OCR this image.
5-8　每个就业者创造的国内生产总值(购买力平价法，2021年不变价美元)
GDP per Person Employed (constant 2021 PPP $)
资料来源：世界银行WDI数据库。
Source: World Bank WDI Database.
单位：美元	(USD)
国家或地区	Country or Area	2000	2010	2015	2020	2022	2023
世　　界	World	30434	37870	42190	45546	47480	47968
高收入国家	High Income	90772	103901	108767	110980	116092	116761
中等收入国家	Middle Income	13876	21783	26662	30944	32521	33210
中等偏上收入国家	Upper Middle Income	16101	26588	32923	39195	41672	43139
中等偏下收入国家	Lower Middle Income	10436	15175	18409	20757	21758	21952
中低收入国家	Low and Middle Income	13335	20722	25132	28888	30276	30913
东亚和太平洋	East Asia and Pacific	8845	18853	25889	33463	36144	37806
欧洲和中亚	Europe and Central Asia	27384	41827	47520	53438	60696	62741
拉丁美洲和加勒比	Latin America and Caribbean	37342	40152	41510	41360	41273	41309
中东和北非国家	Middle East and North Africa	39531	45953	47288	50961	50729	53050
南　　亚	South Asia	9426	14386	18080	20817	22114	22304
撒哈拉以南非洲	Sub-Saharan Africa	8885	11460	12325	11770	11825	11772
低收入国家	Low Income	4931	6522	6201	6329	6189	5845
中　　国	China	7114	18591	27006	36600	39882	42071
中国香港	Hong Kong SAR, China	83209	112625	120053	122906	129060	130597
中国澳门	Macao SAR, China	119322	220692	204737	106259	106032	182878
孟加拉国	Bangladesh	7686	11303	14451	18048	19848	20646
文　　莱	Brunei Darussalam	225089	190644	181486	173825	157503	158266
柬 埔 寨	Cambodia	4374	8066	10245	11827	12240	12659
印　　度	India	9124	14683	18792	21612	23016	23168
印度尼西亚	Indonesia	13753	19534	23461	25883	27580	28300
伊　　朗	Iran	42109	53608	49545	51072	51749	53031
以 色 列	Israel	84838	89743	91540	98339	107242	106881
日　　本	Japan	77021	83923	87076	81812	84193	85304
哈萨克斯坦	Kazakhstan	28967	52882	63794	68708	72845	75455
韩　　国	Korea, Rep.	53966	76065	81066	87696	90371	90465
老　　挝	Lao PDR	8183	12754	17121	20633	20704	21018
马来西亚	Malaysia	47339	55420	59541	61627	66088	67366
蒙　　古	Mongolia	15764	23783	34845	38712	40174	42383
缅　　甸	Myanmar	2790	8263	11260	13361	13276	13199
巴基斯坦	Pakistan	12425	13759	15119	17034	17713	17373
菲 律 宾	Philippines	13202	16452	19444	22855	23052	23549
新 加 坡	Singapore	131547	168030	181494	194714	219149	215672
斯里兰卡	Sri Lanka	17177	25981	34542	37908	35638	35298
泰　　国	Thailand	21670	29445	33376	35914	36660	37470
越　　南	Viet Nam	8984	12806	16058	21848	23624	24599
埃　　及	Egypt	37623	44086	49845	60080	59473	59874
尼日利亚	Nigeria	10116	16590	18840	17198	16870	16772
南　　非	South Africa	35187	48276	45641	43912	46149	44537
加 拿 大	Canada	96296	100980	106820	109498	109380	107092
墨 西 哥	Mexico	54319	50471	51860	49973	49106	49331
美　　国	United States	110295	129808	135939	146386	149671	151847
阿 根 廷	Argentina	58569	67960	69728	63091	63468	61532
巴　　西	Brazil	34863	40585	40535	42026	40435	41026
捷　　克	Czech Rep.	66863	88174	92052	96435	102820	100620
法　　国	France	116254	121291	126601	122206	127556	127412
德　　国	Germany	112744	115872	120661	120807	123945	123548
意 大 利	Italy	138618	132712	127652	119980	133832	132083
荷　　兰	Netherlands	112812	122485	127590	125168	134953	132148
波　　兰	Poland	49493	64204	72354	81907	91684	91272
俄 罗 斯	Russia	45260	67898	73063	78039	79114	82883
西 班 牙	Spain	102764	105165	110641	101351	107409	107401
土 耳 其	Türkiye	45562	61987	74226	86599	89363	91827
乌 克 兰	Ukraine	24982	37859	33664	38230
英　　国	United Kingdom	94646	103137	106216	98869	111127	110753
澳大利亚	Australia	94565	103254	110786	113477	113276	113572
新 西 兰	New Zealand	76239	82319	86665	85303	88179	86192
####################
#### [WHAT THE EXERCISE ASKS]
Produce a verbatim transcription of the entries above.

#### [EXERCISE ANSWER]
OCR this image.
5-8　每个就业者创造的国内生产总值(购买力平价法，2021年不变价美元)
GDP per Person Employed (constant 2021 PPP $)
资料来源：世界银行WDI数据库。
Source: World Bank WDI Database.
单位：美元	(USD)
国家或地区	Country or Area	2000	2010	2015	2020	2022	2023
世　　界	World	30434	37870	42190	45546	47480	47968
高收入国家	High Income	90772	103901	108767	110980	116092	116761
中等收入国家	Middle Income	13876	21783	26662	30944	32521	33210
中等偏上收入国家	Upper Middle Income	16101	26588	32923	39195	41672	43139
中等偏下收入国家	Lower Middle Income	10436	15175	18409	20757	21758	21952
中低收入国家	Low and Middle Income	13335	20722	25132	28888	30276	30913
东亚和太平洋	East Asia and Pacific	8845	18853	25889	33463	36144	37806
欧洲和中亚	Europe and Central Asia	27384	41827	47520	53438	60696	62741
拉丁美洲和加勒比	Latin America and Caribbean	37342	40152	41510	41360	41273	41309
中东和北非国家	Middle East and North Africa	39531	45953	47288	50961	50729	53050
南　　亚	South Asia	9426	14386	18080	20817	22114	22304
撒哈拉以南非洲	Sub-Saharan Africa	8885	11460	12325	11770	11825	11772
低收入国家	Low Income	4931	6522	6201	6329	6189	5845
中　　国	China	7114	18591	27006	36600	39882	42071
中国香港	Hong Kong SAR, China	83209	112625	120053	122906	129060	130597
中国澳门	Macao SAR, China	119322	220692	204737	106259	106032	182878
孟加拉国	Bangladesh	7686	11303	14451	18048	19848	20646
文　　莱	Brunei Darussalam	225089	190644	181486	173825	157503	158266
柬 埔 寨	Cambodia	4374	8066	10245	11827	12240	12659
印　　度	India	9124	14683	18792	21612	23016	23168
印度尼西亚	Indonesia	13753	19534	23461	25883	27580	28300
伊　　朗	Iran	42109	53608	49545	51072	51749	53031
以 色 列	Israel	84838	89743	91540	98339	107242	106881
日　　本	Japan	77021	83923	87076	81812	84193	85304
哈萨克斯坦	Kazakhstan	28967	52882	63794	68708	72845	75455
韩　　国	Korea, Rep.	53966	76065	81066	87696	90371	90465
老　　挝	Lao PDR	8183	12754	17121	20633	20704	21018
马来西亚	Malaysia	47339	55420	59541	61627	66088	67366
蒙　　古	Mongolia	15764	23783	34845	38712	40174	42383
缅　　甸	Myanmar	2790	8263	11260	13361	13276	13199
巴基斯坦	Pakistan	12425	13759	15119	17034	17713	17373
菲 律 宾	Philippines	13202	16452	19444	22855	23052	23549
新 加 坡	Singapore	131547	168030	181494	194714	219149	215672
斯里兰卡	Sri Lanka	17177	25981	34542	37908	35638	35298
泰　　国	Thailand	21670	29445	33376	35914	36660	37470
越　　南	Viet Nam	8984	12806	16058	21848	23624	24599
埃　　及	Egypt	37623	44086	49845	60080	59473	59874
尼日利亚	Nigeria	10116	16590	18840	17198	16870	16772
南　　非	South Africa	35187	48276	45641	43912	46149	44537
加 拿 大	Canada	96296	100980	106820	109498	109380	107092
墨 西 哥	Mexico	54319	50471	51860	49973	49106	49331
美　　国	United States	110295	129808	135939	146386	149671	151847
阿 根 廷	Argentina	58569	67960	69728	63091	63468	61532
巴　　西	Brazil	34863	40585	40535	42026	40435	41026
捷　　克	Czech Rep.	66863	88174	92052	96435	102820	100620
法　　国	France	116254	121291	126601	122206	127556	127412
德　　国	Germany	112744	115872	120661	120807	123945	123548
意 大 利	Italy	138618	132712	127652	119980	133832	132083
荷　　兰	Netherlands	112812	122485	127590	125168	134953	132148
波　　兰	Poland	49493	64204	72354	81907	91684	91272
俄 罗 斯	Russia	45260	67898	73063	78039	79114	82883
西 班 牙	Spain	102764	105165	110641	101351	107409	107401
土 耳 其	Türkiye	45562	61987	74226	86599	89363	91827
乌 克 兰	Ukraine	24982	37859	33664	38230
英　　国	United Kingdom	94646	103137	106216	98869	111127	110753
澳大利亚	Australia	94565	103254	110786	113477	113276	113572
新 西 兰	New Zealand	76239	82319	86665	85303	88179	86192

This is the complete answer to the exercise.